● What to produce
Lay out every line of the material below as a Markdown table with the columns "Row" and "Text", numbering the rows and leaving out blank lines. Don't include the pictures.

● Provided records
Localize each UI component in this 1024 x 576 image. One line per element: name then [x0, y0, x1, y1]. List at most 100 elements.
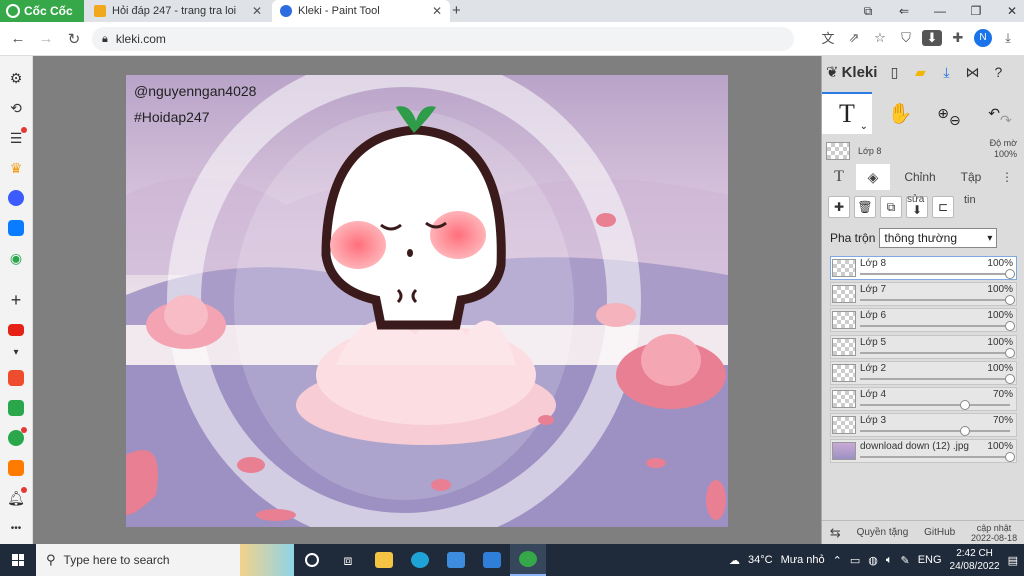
layer-opacity-slider[interactable]	[860, 430, 1010, 433]
notes-icon[interactable]: ☰	[6, 127, 27, 148]
network-icon[interactable]: ◍	[868, 554, 878, 567]
merge-layer-button[interactable]: sửa ⬇	[906, 194, 928, 218]
reload-button[interactable]: ↻	[60, 30, 88, 48]
coccoc-brand-button[interactable]: Cốc Cốc	[0, 0, 84, 22]
tab-hoidap247[interactable]: Hỏi đáp 247 - trang tra loi ✕	[86, 0, 270, 22]
drawing-canvas[interactable]: @nguyenngan4028 #Hoidap247	[126, 75, 728, 527]
slider-handle[interactable]	[960, 426, 970, 437]
game-app-icon[interactable]	[6, 398, 26, 418]
undo-icon[interactable]: ↶	[988, 105, 1000, 122]
language-indicator[interactable]: ENG	[918, 554, 942, 566]
new-tab-button[interactable]: +	[452, 2, 461, 19]
add-icon[interactable]: +	[6, 290, 26, 310]
weather-temp[interactable]: 34°C	[748, 554, 773, 566]
coccoc-taskbar-icon[interactable]	[510, 544, 546, 576]
slider-handle[interactable]	[1005, 321, 1015, 332]
slider-handle[interactable]	[1005, 295, 1015, 306]
mail-icon[interactable]	[474, 544, 510, 576]
hand-tool-button[interactable]: ✋	[880, 92, 920, 134]
add-layer-button[interactable]: ✚	[828, 196, 850, 218]
pen-icon[interactable]: ✎	[900, 554, 909, 567]
privacy-link[interactable]: Quyền tặng	[857, 527, 909, 538]
translate-icon[interactable]: 文	[818, 28, 838, 47]
profile-avatar[interactable]: N	[974, 28, 992, 47]
sidebar-toggle-icon[interactable]: ⇐	[886, 4, 922, 18]
help-icon[interactable]: ?	[989, 64, 1007, 80]
weather-icon[interactable]: ☁	[729, 554, 740, 567]
tab-search-icon[interactable]: ⧉	[850, 4, 886, 19]
github-link[interactable]: GitHub	[924, 527, 955, 538]
layer-opacity-slider[interactable]	[860, 351, 1010, 354]
open-folder-icon[interactable]: ▰	[911, 64, 929, 81]
duplicate-layer-button[interactable]: ⧉	[880, 196, 902, 218]
edge-icon[interactable]	[402, 544, 438, 576]
store-icon[interactable]	[438, 544, 474, 576]
layer-row[interactable]: Lớp 6 100%	[830, 308, 1017, 333]
close-window-button[interactable]: ✕	[994, 4, 1024, 18]
undo-redo-buttons[interactable]: ↶ ↷	[978, 92, 1022, 134]
layer-opacity-slider[interactable]	[860, 299, 1010, 302]
bell-icon[interactable]: 🔔︎	[6, 487, 27, 508]
start-button[interactable]	[0, 544, 36, 576]
slider-handle[interactable]	[960, 399, 970, 410]
layer-row[interactable]: Lớp 3 70%	[830, 413, 1017, 438]
layer-row[interactable]: Lớp 7 100%	[830, 282, 1017, 307]
tab-kleki[interactable]: Kleki - Paint Tool ✕	[272, 0, 450, 22]
file-explorer-icon[interactable]	[366, 544, 402, 576]
download-box-icon[interactable]: ⬇	[922, 29, 942, 46]
crown-icon[interactable]: ♛	[6, 158, 26, 178]
battery-icon[interactable]: ▭	[850, 554, 860, 567]
canvas-workarea[interactable]: @nguyenngan4028 #Hoidap247	[33, 56, 821, 544]
layer-opacity-slider[interactable]	[860, 403, 1010, 406]
layer-row[interactable]: Lớp 8 100%	[830, 256, 1017, 280]
star-icon[interactable]: ☆	[870, 30, 890, 46]
slider-handle[interactable]	[1005, 269, 1015, 279]
address-bar[interactable]: 🔒︎ kleki.com	[92, 27, 794, 51]
download-icon[interactable]: ⤓	[937, 64, 955, 81]
notification-icon[interactable]: ▤	[1008, 554, 1018, 567]
tab-text[interactable]: T	[822, 164, 856, 190]
download-icon[interactable]: ⤓	[998, 30, 1018, 46]
maps-icon[interactable]	[6, 427, 27, 448]
tab-adjust[interactable]: Chỉnh	[890, 164, 950, 190]
settings-icon[interactable]: ⚙	[6, 68, 26, 88]
minimize-button[interactable]: —	[922, 4, 958, 18]
redo-icon[interactable]: ↷	[1000, 112, 1012, 129]
close-icon[interactable]: ✕	[432, 4, 442, 18]
volume-icon[interactable]: 🔈︎	[886, 554, 893, 567]
tray-chevron-icon[interactable]: ⌃	[833, 554, 842, 567]
slider-handle[interactable]	[1005, 452, 1015, 463]
more-options-icon[interactable]: ⋮	[992, 164, 1022, 190]
layer-opacity-slider[interactable]	[860, 377, 1010, 380]
shop-icon[interactable]	[6, 458, 26, 478]
back-button[interactable]: ←	[4, 30, 32, 47]
taskbar-search[interactable]: ⚲ Type here to search	[36, 544, 294, 576]
close-icon[interactable]: ✕	[252, 4, 262, 18]
layer-opacity-slider[interactable]	[860, 456, 1010, 459]
layer-opacity-slider[interactable]	[860, 273, 1010, 275]
lock-icon[interactable]: 🔒︎	[102, 33, 108, 46]
layer-row[interactable]: Lớp 4 70%	[830, 386, 1017, 411]
zoom-in-icon[interactable]: ⊕	[937, 105, 949, 122]
weather-desc[interactable]: Mưa nhỏ	[781, 554, 825, 566]
layer-row[interactable]: download down (12) .jpg 100%	[830, 439, 1017, 464]
chevron-down-icon[interactable]: ▾	[6, 342, 26, 362]
task-view-icon[interactable]: ⧈	[330, 544, 366, 576]
swap-icon[interactable]: ⇆	[830, 525, 841, 541]
rename-layer-button[interactable]: ⊏	[932, 196, 954, 218]
clock[interactable]: 2:42 CH 24/08/2022	[950, 547, 1000, 573]
maximize-button[interactable]: ❐	[958, 4, 994, 18]
shield-icon[interactable]: ⛉	[896, 30, 916, 46]
more-icon[interactable]: •••	[6, 518, 26, 538]
tab-file[interactable]: Tập	[950, 164, 992, 190]
zoom-buttons[interactable]: ⊕ ⊖	[926, 92, 972, 134]
slider-handle[interactable]	[1005, 347, 1015, 358]
layer-row[interactable]: Lớp 5 100%	[830, 334, 1017, 359]
youtube-icon[interactable]	[6, 320, 26, 340]
new-file-icon[interactable]: ▯	[885, 64, 903, 81]
extensions-icon[interactable]: ✚	[948, 30, 968, 46]
layer-row[interactable]: Lớp 2 100%	[830, 360, 1017, 385]
share-icon[interactable]: ⇗	[844, 30, 864, 46]
blend-mode-select[interactable]: thông thường ▾	[879, 228, 998, 248]
forward-button[interactable]: →	[32, 30, 60, 47]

● Reply
| Row | Text |
|---|---|
| 1 | Localize each UI component in this 1024 x 576 image. One line per element: name then [x0, y0, x1, y1]. List at most 100 elements. |
| 2 | layer-opacity-slider[interactable]	[860, 430, 1010, 433] |
| 3 | notes-icon[interactable]: ☰	[6, 127, 27, 148] |
| 4 | network-icon[interactable]: ◍	[868, 554, 878, 567] |
| 5 | merge-layer-button[interactable]: sửa ⬇	[906, 194, 928, 218] |
| 6 | reload-button[interactable]: ↻	[60, 30, 88, 48] |
| 7 | coccoc-brand-button[interactable]: Cốc Cốc	[0, 0, 84, 22] |
| 8 | tab-hoidap247[interactable]: Hỏi đáp 247 - trang tra loi ✕	[86, 0, 270, 22] |
| 9 | drawing-canvas[interactable]: @nguyenngan4028 #Hoidap247	[126, 75, 728, 527] |
| 10 | slider-handle[interactable]	[960, 426, 970, 437] |
| 11 | game-app-icon[interactable]	[6, 398, 26, 418] |
| 12 | undo-icon[interactable]: ↶	[988, 105, 1000, 122] |
| 13 | language-indicator[interactable]: ENG	[918, 554, 942, 566] |
| 14 | new-tab-button[interactable]: +	[452, 2, 461, 19] |
| 15 | add-icon[interactable]: +	[6, 290, 26, 310] |
| 16 | weather-temp[interactable]: 34°C	[748, 554, 773, 566] |
| 17 | coccoc-taskbar-icon[interactable]	[510, 544, 546, 576] |
| 18 | slider-handle[interactable]	[1005, 321, 1015, 332] |
| 19 | slider-handle[interactable]	[1005, 295, 1015, 306] |
| 20 | mail-icon[interactable]	[474, 544, 510, 576] |
| 21 | hand-tool-button[interactable]: ✋	[880, 92, 920, 134] |
| 22 | add-layer-button[interactable]: ✚	[828, 196, 850, 218] |
| 23 | pen-icon[interactable]: ✎	[900, 554, 909, 567] |
| 24 | privacy-link[interactable]: Quyền tặng	[857, 527, 909, 538] |
| 25 | translate-icon[interactable]: 文	[818, 28, 838, 47] |
| 26 | profile-avatar[interactable]: N	[974, 28, 992, 47] |
| 27 | sidebar-toggle-icon[interactable]: ⇐	[886, 4, 922, 18] |
| 28 | help-icon[interactable]: ?	[989, 64, 1007, 80] |
| 29 | weather-icon[interactable]: ☁	[729, 554, 740, 567] |
| 30 | tab-search-icon[interactable]: ⧉	[850, 4, 886, 19] |
| 31 | github-link[interactable]: GitHub	[924, 527, 955, 538] |
| 32 | layer-opacity-slider[interactable]	[860, 351, 1010, 354] |
| 33 | open-folder-icon[interactable]: ▰	[911, 64, 929, 81] |
| 34 | duplicate-layer-button[interactable]: ⧉	[880, 196, 902, 218] |
| 35 | edge-icon[interactable]	[402, 544, 438, 576] |
| 36 | store-icon[interactable]	[438, 544, 474, 576] |
| 37 | layer-row[interactable]: Lớp 6 100%	[830, 308, 1017, 333] |
| 38 | close-window-button[interactable]: ✕	[994, 4, 1024, 18] |
| 39 | undo-redo-buttons[interactable]: ↶ ↷	[978, 92, 1022, 134] |
| 40 | layer-opacity-slider[interactable]	[860, 299, 1010, 302] |
| 41 | bell-icon[interactable]: 🔔︎	[6, 487, 27, 508] |
| 42 | start-button[interactable]	[0, 544, 36, 576] |
| 43 | slider-handle[interactable]	[960, 399, 970, 410] |
| 44 | layer-row[interactable]: Lớp 3 70%	[830, 413, 1017, 438] |
| 45 | layer-row[interactable]: Lớp 7 100%	[830, 282, 1017, 307] |
| 46 | tab-kleki[interactable]: Kleki - Paint Tool ✕	[272, 0, 450, 22] |
| 47 | file-explorer-icon[interactable]	[366, 544, 402, 576] |
| 48 | download-box-icon[interactable]: ⬇	[922, 29, 942, 46] |
| 49 | crown-icon[interactable]: ♛	[6, 158, 26, 178] |
| 50 | battery-icon[interactable]: ▭	[850, 554, 860, 567] |
| 51 | canvas-workarea[interactable]: @nguyenngan4028 #Hoidap247	[33, 56, 821, 544] |
| 52 | layer-opacity-slider[interactable]	[860, 403, 1010, 406] |
| 53 | layer-row[interactable]: Lớp 8 100%	[830, 256, 1017, 280] |
| 54 | star-icon[interactable]: ☆	[870, 30, 890, 46] |
| 55 | slider-handle[interactable]	[1005, 269, 1015, 279] |
| 56 | address-bar[interactable]: 🔒︎ kleki.com	[92, 27, 794, 51] |
| 57 | download-icon[interactable]: ⤓	[937, 64, 955, 81] |
| 58 | notification-icon[interactable]: ▤	[1008, 554, 1018, 567] |
| 59 | tab-text[interactable]: T	[822, 164, 856, 190] |
| 60 | download-icon[interactable]: ⤓	[998, 30, 1018, 46] |
| 61 | maps-icon[interactable]	[6, 427, 27, 448] |
| 62 | tab-adjust[interactable]: Chỉnh	[890, 164, 950, 190] |
| 63 | settings-icon[interactable]: ⚙	[6, 68, 26, 88] |
| 64 | minimize-button[interactable]: —	[922, 4, 958, 18] |
| 65 | redo-icon[interactable]: ↷	[1000, 112, 1012, 129] |
| 66 | close-icon[interactable]: ✕	[432, 4, 442, 18] |
| 67 | volume-icon[interactable]: 🔈︎	[886, 554, 893, 567] |
| 68 | tray-chevron-icon[interactable]: ⌃	[833, 554, 842, 567] |
| 69 | slider-handle[interactable]	[1005, 452, 1015, 463] |
| 70 | more-options-icon[interactable]: ⋮	[992, 164, 1022, 190] |
| 71 | layer-opacity-slider[interactable]	[860, 377, 1010, 380] |
| 72 | shop-icon[interactable]	[6, 458, 26, 478] |
| 73 | back-button[interactable]: ←	[4, 30, 32, 47] |
| 74 | taskbar-search[interactable]: ⚲ Type here to search	[36, 544, 294, 576] |
| 75 | close-icon[interactable]: ✕	[252, 4, 262, 18] |
| 76 | layer-opacity-slider[interactable]	[860, 456, 1010, 459] |
| 77 | layer-opacity-slider[interactable]	[860, 273, 1010, 275] |
| 78 | lock-icon[interactable]: 🔒︎	[102, 33, 108, 46] |
| 79 | layer-row[interactable]: Lớp 4 70%	[830, 386, 1017, 411] |
| 80 | zoom-in-icon[interactable]: ⊕	[937, 105, 949, 122] |
| 81 | weather-desc[interactable]: Mưa nhỏ	[781, 554, 825, 566] |
| 82 | layer-row[interactable]: download down (12) .jpg 100%	[830, 439, 1017, 464] |
| 83 | chevron-down-icon[interactable]: ▾	[6, 342, 26, 362] |
| 84 | task-view-icon[interactable]: ⧈	[330, 544, 366, 576] |
| 85 | swap-icon[interactable]: ⇆	[830, 525, 841, 541] |
| 86 | rename-layer-button[interactable]: ⊏	[932, 196, 954, 218] |
| 87 | clock[interactable]: 2:42 CH 24/08/2022	[950, 547, 1000, 573] |
| 88 | maximize-button[interactable]: ❐	[958, 4, 994, 18] |
| 89 | shield-icon[interactable]: ⛉	[896, 30, 916, 46] |
| 90 | more-icon[interactable]: •••	[6, 518, 26, 538] |
| 91 | tab-file[interactable]: Tập	[950, 164, 992, 190] |
| 92 | zoom-buttons[interactable]: ⊕ ⊖	[926, 92, 972, 134] |
| 93 | slider-handle[interactable]	[1005, 347, 1015, 358] |
| 94 | layer-row[interactable]: Lớp 5 100%	[830, 334, 1017, 359] |
| 95 | youtube-icon[interactable]	[6, 320, 26, 340] |
| 96 | new-file-icon[interactable]: ▯	[885, 64, 903, 81] |
| 97 | extensions-icon[interactable]: ✚	[948, 30, 968, 46] |
| 98 | layer-row[interactable]: Lớp 2 100%	[830, 360, 1017, 385] |
| 99 | share-icon[interactable]: ⇗	[844, 30, 864, 46] |
| 100 | blend-mode-select[interactable]: thông thường ▾	[879, 228, 998, 248] |
| 101 | forward-button[interactable]: →	[32, 30, 60, 47] |